[start]

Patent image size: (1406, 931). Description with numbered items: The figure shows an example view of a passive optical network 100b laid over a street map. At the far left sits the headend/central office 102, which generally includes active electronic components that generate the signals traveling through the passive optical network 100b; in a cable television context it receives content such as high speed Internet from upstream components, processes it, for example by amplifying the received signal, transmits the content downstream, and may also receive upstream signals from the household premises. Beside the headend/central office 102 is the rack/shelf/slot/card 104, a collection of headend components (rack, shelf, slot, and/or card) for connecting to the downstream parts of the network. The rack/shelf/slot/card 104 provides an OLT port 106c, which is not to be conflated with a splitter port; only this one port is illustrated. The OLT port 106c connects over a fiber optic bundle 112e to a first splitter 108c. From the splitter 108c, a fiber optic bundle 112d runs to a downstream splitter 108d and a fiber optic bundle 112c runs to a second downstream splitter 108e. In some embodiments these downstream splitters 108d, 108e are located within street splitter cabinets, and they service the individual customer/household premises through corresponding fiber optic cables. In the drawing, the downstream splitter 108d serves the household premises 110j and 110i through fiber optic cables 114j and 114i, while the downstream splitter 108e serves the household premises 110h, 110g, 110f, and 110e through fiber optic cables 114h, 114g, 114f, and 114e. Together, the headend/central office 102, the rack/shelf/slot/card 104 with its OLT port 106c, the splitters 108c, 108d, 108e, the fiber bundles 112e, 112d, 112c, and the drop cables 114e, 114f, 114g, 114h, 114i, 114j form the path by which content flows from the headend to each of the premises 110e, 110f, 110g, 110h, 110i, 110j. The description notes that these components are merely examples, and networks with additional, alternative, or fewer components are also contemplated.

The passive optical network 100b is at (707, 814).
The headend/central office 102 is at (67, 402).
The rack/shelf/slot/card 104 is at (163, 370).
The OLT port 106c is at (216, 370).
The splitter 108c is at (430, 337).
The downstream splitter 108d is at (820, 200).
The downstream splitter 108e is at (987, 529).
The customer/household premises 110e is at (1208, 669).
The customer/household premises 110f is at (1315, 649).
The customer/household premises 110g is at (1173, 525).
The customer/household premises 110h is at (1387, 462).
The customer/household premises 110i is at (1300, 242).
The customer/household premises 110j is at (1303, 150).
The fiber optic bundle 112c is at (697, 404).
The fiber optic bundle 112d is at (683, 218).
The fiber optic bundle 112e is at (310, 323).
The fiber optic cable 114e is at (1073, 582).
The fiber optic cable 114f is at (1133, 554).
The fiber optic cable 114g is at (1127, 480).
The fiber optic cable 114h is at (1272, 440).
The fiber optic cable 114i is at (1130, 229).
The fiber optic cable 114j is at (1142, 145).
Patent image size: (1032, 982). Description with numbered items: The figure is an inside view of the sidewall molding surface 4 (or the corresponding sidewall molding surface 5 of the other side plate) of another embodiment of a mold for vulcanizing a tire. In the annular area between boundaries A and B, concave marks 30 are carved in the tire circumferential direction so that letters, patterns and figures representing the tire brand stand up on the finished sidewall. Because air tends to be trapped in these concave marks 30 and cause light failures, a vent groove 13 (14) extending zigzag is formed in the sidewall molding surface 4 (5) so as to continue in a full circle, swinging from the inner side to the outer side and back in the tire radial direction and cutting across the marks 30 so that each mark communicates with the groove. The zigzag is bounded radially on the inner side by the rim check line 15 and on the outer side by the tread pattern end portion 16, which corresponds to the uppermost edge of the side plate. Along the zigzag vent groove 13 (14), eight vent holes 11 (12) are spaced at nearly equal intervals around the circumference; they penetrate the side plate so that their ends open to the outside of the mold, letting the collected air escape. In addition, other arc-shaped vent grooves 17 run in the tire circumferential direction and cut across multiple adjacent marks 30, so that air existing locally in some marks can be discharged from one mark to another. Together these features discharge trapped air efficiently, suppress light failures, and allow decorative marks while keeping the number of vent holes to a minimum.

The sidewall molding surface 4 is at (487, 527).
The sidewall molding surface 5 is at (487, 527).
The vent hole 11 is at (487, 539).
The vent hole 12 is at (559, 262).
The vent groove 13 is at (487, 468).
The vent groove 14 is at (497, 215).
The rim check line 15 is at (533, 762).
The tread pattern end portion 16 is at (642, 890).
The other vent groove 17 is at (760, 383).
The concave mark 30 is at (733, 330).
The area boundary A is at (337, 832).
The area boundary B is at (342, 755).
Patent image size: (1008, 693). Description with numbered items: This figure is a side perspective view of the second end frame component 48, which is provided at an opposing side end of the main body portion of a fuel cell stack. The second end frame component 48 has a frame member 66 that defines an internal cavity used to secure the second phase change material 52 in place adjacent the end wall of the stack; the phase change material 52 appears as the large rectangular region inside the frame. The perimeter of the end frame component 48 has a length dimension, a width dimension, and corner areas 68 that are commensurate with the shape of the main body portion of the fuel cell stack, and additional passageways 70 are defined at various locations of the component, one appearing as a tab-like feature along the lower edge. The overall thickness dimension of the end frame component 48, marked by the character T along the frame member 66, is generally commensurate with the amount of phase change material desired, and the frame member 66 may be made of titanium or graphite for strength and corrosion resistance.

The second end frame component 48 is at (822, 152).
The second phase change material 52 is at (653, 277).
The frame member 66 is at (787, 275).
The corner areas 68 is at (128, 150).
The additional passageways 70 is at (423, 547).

[end]

Task directions: Turn the lines above into a numbered list, omitting the blank lines.

Answer for the task:
1. Patent image size: (1406, 931). Description with numbered items: The figure shows an example view of a passive optical network 100b laid over a street map. At the far left sits the headend/central office 102, which generally includes active electronic components that generate the signals traveling through the passive optical network 100b; in a cable television context it receives content such as high speed Internet from upstream components, processes it, for example by amplifying the received signal, transmits the content downstream, and may also receive upstream signals from the household premises. Beside the headend/central office 102 is the rack/shelf/slot/card 104, a collection of headend components (rack, shelf, slot, and/or card) for connecting to the downstream parts of the network. The rack/shelf/slot/card 104 provides an OLT port 106c, which is not to be conflated with a splitter port; only this one port is illustrated. The OLT port 106c connects over a fiber optic bundle 112e to a first splitter 108c. From the splitter 108c, a fiber optic bundle 112d runs to a downstream splitter 108d and a fiber optic bundle 112c runs to a second downstream splitter 108e. In some embodiments these downstream splitters 108d, 108e are located within street splitter cabinets, and they service the individual customer/household premises through corresponding fiber optic cables. In the drawing, the downstream splitter 108d serves the household premises 110j and 110i through fiber optic cables 114j and 114i, while the downstream splitter 108e serves the household premises 110h, 110g, 110f, and 110e through fiber optic cables 114h, 114g, 114f, and 114e. Together, the headend/central office 102, the rack/shelf/slot/card 104 with its OLT port 106c, the splitters 108c, 108d, 108e, the fiber bundles 112e, 112d, 112c, and the drop cables 114e, 114f, 114g, 114h, 114i, 114j form the path by which content flows from the headend to each of the premises 110e, 110f, 110g, 110h, 110i, 110j. The description notes that these components are merely examples, and networks with additional, alternative, or fewer components are also contemplated.
2. The passive optical network 100b is at (707, 814).
3. The headend/central office 102 is at (67, 402).
4. The rack/shelf/slot/card 104 is at (163, 370).
5. The OLT port 106c is at (216, 370).
6. The splitter 108c is at (430, 337).
7. The downstream splitter 108d is at (820, 200).
8. The downstream splitter 108e is at (987, 529).
9. The customer/household premises 110e is at (1208, 669).
10. The customer/household premises 110f is at (1315, 649).
11. The customer/household premises 110g is at (1173, 525).
12. The customer/household premises 110h is at (1387, 462).
13. The customer/household premises 110i is at (1300, 242).
14. The customer/household premises 110j is at (1303, 150).
15. The fiber optic bundle 112c is at (697, 404).
16. The fiber optic bundle 112d is at (683, 218).
17. The fiber optic bundle 112e is at (310, 323).
18. The fiber optic cable 114e is at (1073, 582).
19. The fiber optic cable 114f is at (1133, 554).
20. The fiber optic cable 114g is at (1127, 480).
21. The fiber optic cable 114h is at (1272, 440).
22. The fiber optic cable 114i is at (1130, 229).
23. The fiber optic cable 114j is at (1142, 145).
24. Patent image size: (1032, 982). Description with numbered items: The figure is an inside view of the sidewall molding surface 4 (or the corresponding sidewall molding surface 5 of the other side plate) of another embodiment of a mold for vulcanizing a tire. In the annular area between boundaries A and B, concave marks 30 are carved in the tire circumferential direction so that letters, patterns and figures representing the tire brand stand up on the finished sidewall. Because air tends to be trapped in these concave marks 30 and cause light failures, a vent groove 13 (14) extending zigzag is formed in the sidewall molding surface 4 (5) so as to continue in a full circle, swinging from the inner side to the outer side and back in the tire radial direction and cutting across the marks 30 so that each mark communicates with the groove. The zigzag is bounded radially on the inner side by the rim check line 15 and on the outer side by the tread pattern end portion 16, which corresponds to the uppermost edge of the side plate. Along the zigzag vent groove 13 (14), eight vent holes 11 (12) are spaced at nearly equal intervals around the circumference; they penetrate the side plate so that their ends open to the outside of the mold, letting the collected air escape. In addition, other arc-shaped vent grooves 17 run in the tire circumferential direction and cut across multiple adjacent marks 30, so that air existing locally in some marks can be discharged from one mark to another. Together these features discharge trapped air efficiently, suppress light failures, and allow decorative marks while keeping the number of vent holes to a minimum.
25. The sidewall molding surface 4 is at (487, 527).
26. The sidewall molding surface 5 is at (487, 527).
27. The vent hole 11 is at (487, 539).
28. The vent hole 12 is at (559, 262).
29. The vent groove 13 is at (487, 468).
30. The vent groove 14 is at (497, 215).
31. The rim check line 15 is at (533, 762).
32. The tread pattern end portion 16 is at (642, 890).
33. The other vent groove 17 is at (760, 383).
34. The concave mark 30 is at (733, 330).
35. The area boundary A is at (337, 832).
36. The area boundary B is at (342, 755).
37. Patent image size: (1008, 693). Description with numbered items: This figure is a side perspective view of the second end frame component 48, which is provided at an opposing side end of the main body portion of a fuel cell stack. The second end frame component 48 has a frame member 66 that defines an internal cavity used to secure the second phase change material 52 in place adjacent the end wall of the stack; the phase change material 52 appears as the large rectangular region inside the frame. The perimeter of the end frame component 48 has a length dimension, a width dimension, and corner areas 68 that are commensurate with the shape of the main body portion of the fuel cell stack, and additional passageways 70 are defined at various locations of the component, one appearing as a tab-like feature along the lower edge. The overall thickness dimension of the end frame component 48, marked by the character T along the frame member 66, is generally commensurate with the amount of phase change material desired, and the frame member 66 may be made of titanium or graphite for strength and corrosion resistance.
38. The second end frame component 48 is at (822, 152).
39. The second phase change material 52 is at (653, 277).
40. The frame member 66 is at (787, 275).
41. The corner areas 68 is at (128, 150).
42. The additional passageways 70 is at (423, 547).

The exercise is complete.